--- Stated goal ---
Turn the lines below into a JSON list of strings with one string per line, and leave out any blank lines.

--- Lists of layout items with their boxes ---
::::::::::

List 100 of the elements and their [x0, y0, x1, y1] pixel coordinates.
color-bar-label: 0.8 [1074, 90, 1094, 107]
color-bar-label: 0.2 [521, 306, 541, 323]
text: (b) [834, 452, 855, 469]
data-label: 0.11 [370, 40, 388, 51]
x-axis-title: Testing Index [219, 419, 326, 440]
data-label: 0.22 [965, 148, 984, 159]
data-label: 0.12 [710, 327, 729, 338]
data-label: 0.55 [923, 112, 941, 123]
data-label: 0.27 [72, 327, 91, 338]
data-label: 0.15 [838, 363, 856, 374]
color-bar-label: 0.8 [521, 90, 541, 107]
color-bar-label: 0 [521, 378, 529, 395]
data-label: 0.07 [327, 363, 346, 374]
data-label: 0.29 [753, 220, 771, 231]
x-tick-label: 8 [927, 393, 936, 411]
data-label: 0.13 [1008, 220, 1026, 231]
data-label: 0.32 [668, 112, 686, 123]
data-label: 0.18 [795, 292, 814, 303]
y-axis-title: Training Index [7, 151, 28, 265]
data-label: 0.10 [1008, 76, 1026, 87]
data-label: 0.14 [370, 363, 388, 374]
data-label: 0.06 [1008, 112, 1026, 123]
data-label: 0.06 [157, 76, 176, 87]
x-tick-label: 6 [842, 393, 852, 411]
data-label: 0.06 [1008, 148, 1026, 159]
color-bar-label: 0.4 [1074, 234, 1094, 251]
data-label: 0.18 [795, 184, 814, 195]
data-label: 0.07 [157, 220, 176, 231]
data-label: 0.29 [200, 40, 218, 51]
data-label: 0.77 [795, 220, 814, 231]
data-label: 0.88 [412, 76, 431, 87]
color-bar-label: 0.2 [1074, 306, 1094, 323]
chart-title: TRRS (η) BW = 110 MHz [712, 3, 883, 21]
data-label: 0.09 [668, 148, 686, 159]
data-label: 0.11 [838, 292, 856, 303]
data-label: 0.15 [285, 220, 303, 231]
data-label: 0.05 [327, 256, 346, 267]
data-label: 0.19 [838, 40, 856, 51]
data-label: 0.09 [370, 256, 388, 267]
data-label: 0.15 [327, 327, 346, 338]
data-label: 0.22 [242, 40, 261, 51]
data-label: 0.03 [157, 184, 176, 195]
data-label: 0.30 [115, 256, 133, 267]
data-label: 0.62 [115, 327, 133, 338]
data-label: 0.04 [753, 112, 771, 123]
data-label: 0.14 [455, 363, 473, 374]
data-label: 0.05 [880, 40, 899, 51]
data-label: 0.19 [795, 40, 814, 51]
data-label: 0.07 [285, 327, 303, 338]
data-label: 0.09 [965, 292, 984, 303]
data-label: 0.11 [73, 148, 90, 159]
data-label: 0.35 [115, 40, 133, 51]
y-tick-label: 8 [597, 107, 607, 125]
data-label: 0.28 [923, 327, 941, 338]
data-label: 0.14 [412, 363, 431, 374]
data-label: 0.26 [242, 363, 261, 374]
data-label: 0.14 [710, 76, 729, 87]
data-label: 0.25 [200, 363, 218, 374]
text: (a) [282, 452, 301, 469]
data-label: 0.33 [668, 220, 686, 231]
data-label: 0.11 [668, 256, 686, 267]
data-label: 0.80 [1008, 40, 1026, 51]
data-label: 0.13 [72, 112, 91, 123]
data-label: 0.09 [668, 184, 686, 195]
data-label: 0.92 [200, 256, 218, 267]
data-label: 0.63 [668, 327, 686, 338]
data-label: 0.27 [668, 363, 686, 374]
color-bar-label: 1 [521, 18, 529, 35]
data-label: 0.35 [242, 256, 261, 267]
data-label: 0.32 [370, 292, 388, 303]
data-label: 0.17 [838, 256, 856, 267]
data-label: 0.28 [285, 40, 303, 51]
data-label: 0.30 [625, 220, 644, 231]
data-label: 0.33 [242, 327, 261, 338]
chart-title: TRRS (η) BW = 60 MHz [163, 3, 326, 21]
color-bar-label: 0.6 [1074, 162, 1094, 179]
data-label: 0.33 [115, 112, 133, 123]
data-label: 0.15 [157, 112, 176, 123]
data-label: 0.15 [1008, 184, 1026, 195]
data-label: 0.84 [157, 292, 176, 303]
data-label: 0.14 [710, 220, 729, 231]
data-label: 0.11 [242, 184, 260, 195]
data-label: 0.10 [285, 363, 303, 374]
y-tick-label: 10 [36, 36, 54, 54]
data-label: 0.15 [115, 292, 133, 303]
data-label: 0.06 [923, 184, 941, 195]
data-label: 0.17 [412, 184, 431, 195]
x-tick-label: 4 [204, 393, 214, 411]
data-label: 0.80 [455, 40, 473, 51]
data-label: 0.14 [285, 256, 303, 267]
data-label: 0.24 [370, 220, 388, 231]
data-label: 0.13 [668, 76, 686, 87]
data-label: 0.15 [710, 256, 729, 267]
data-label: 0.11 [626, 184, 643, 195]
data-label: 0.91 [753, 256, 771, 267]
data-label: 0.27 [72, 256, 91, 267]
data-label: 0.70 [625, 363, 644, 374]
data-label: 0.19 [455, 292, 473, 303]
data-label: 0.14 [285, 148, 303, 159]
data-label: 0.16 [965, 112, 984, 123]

::::::::::

--- Reply ---
[
  "List 100 of the elements and their [x0, y0, x1, y1] pixel coordinates.",
  "color-bar-label: 0.8 [1074, 90, 1094, 107]",
  "color-bar-label: 0.2 [521, 306, 541, 323]",
  "text: (b) [834, 452, 855, 469]",
  "data-label: 0.11 [370, 40, 388, 51]",
  "x-axis-title: Testing Index [219, 419, 326, 440]",
  "data-label: 0.22 [965, 148, 984, 159]",
  "data-label: 0.12 [710, 327, 729, 338]",
  "data-label: 0.55 [923, 112, 941, 123]",
  "data-label: 0.27 [72, 327, 91, 338]",
  "data-label: 0.15 [838, 363, 856, 374]",
  "color-bar-label: 0.8 [521, 90, 541, 107]",
  "color-bar-label: 0 [521, 378, 529, 395]",
  "data-label: 0.07 [327, 363, 346, 374]",
  "data-label: 0.29 [753, 220, 771, 231]",
  "x-tick-label: 8 [927, 393, 936, 411]",
  "data-label: 0.13 [1008, 220, 1026, 231]",
  "data-label: 0.32 [668, 112, 686, 123]",
  "data-label: 0.18 [795, 292, 814, 303]",
  "y-axis-title: Training Index [7, 151, 28, 265]",
  "data-label: 0.10 [1008, 76, 1026, 87]",
  "data-label: 0.14 [370, 363, 388, 374]",
  "data-label: 0.06 [1008, 112, 1026, 123]",
  "data-label: 0.06 [157, 76, 176, 87]",
  "x-tick-label: 6 [842, 393, 852, 411]",
  "data-label: 0.06 [1008, 148, 1026, 159]",
  "color-bar-label: 0.4 [1074, 234, 1094, 251]",
  "data-label: 0.18 [795, 184, 814, 195]",
  "data-label: 0.07 [157, 220, 176, 231]",
  "data-label: 0.29 [200, 40, 218, 51]",
  "data-label: 0.77 [795, 220, 814, 231]",
  "data-label: 0.88 [412, 76, 431, 87]",
  "color-bar-label: 0.2 [1074, 306, 1094, 323]",
  "chart-title: TRRS (η) BW = 110 MHz [712, 3, 883, 21]",
  "data-label: 0.09 [668, 148, 686, 159]",
  "data-label: 0.11 [838, 292, 856, 303]",
  "data-label: 0.15 [285, 220, 303, 231]",
  "data-label: 0.05 [327, 256, 346, 267]",
  "data-label: 0.19 [838, 40, 856, 51]",
  "data-label: 0.09 [370, 256, 388, 267]",
  "data-label: 0.15 [327, 327, 346, 338]",
  "data-label: 0.22 [242, 40, 261, 51]",
  "data-label: 0.03 [157, 184, 176, 195]",
  "data-label: 0.30 [115, 256, 133, 267]",
  "data-label: 0.62 [115, 327, 133, 338]",
  "data-label: 0.04 [753, 112, 771, 123]",
  "data-label: 0.14 [455, 363, 473, 374]",
  "data-label: 0.05 [880, 40, 899, 51]",
  "data-label: 0.19 [795, 40, 814, 51]",
  "data-label: 0.07 [285, 327, 303, 338]",
  "data-label: 0.09 [965, 292, 984, 303]",
  "data-label: 0.11 [73, 148, 90, 159]",
  "data-label: 0.35 [115, 40, 133, 51]",
  "y-tick-label: 8 [597, 107, 607, 125]",
  "data-label: 0.28 [923, 327, 941, 338]",
  "data-label: 0.14 [412, 363, 431, 374]",
  "data-label: 0.26 [242, 363, 261, 374]",
  "data-label: 0.14 [710, 76, 729, 87]",
  "data-label: 0.25 [200, 363, 218, 374]",
  "text: (a) [282, 452, 301, 469]",
  "data-label: 0.33 [668, 220, 686, 231]",
  "data-label: 0.11 [668, 256, 686, 267]",
  "data-label: 0.80 [1008, 40, 1026, 51]",
  "data-label: 0.13 [72, 112, 91, 123]",
  "data-label: 0.09 [668, 184, 686, 195]",
  "data-label: 0.92 [200, 256, 218, 267]",
  "data-label: 0.63 [668, 327, 686, 338]",
  "data-label: 0.27 [668, 363, 686, 374]",
  "color-bar-label: 1 [521, 18, 529, 35]",
  "data-label: 0.35 [242, 256, 261, 267]",
  "data-label: 0.32 [370, 292, 388, 303]",
  "data-label: 0.17 [838, 256, 856, 267]",
  "data-label: 0.28 [285, 40, 303, 51]",
  "data-label: 0.30 [625, 220, 644, 231]",
  "data-label: 0.33 [242, 327, 261, 338]",
  "chart-title: TRRS (η) BW = 60 MHz [163, 3, 326, 21]",
  "color-bar-label: 0.6 [1074, 162, 1094, 179]",
  "data-label: 0.33 [115, 112, 133, 123]",
  "data-label: 0.15 [157, 112, 176, 123]",
  "data-label: 0.15 [1008, 184, 1026, 195]",
  "data-label: 0.84 [157, 292, 176, 303]",
  "data-label: 0.14 [710, 220, 729, 231]",
  "data-label: 0.11 [242, 184, 260, 195]",
  "data-label: 0.10 [285, 363, 303, 374]",
  "y-tick-label: 10 [36, 36, 54, 54]",
  "data-label: 0.15 [115, 292, 133, 303]",
  "data-label: 0.06 [923, 184, 941, 195]",
  "data-label: 0.17 [412, 184, 431, 195]",
  "x-tick-label: 4 [204, 393, 214, 411]",
  "data-label: 0.80 [455, 40, 473, 51]",
  "data-label: 0.14 [285, 256, 303, 267]",
  "data-label: 0.24 [370, 220, 388, 231]",
  "data-label: 0.13 [668, 76, 686, 87]",
  "data-label: 0.15 [710, 256, 729, 267]",
  "data-label: 0.11 [626, 184, 643, 195]",
  "data-label: 0.91 [753, 256, 771, 267]",
  "data-label: 0.27 [72, 256, 91, 267]",
  "data-label: 0.70 [625, 363, 644, 374]",
  "data-label: 0.19 [455, 292, 473, 303]",
  "data-label: 0.14 [285, 148, 303, 159]",
  "data-label: 0.16 [965, 112, 984, 123]"
]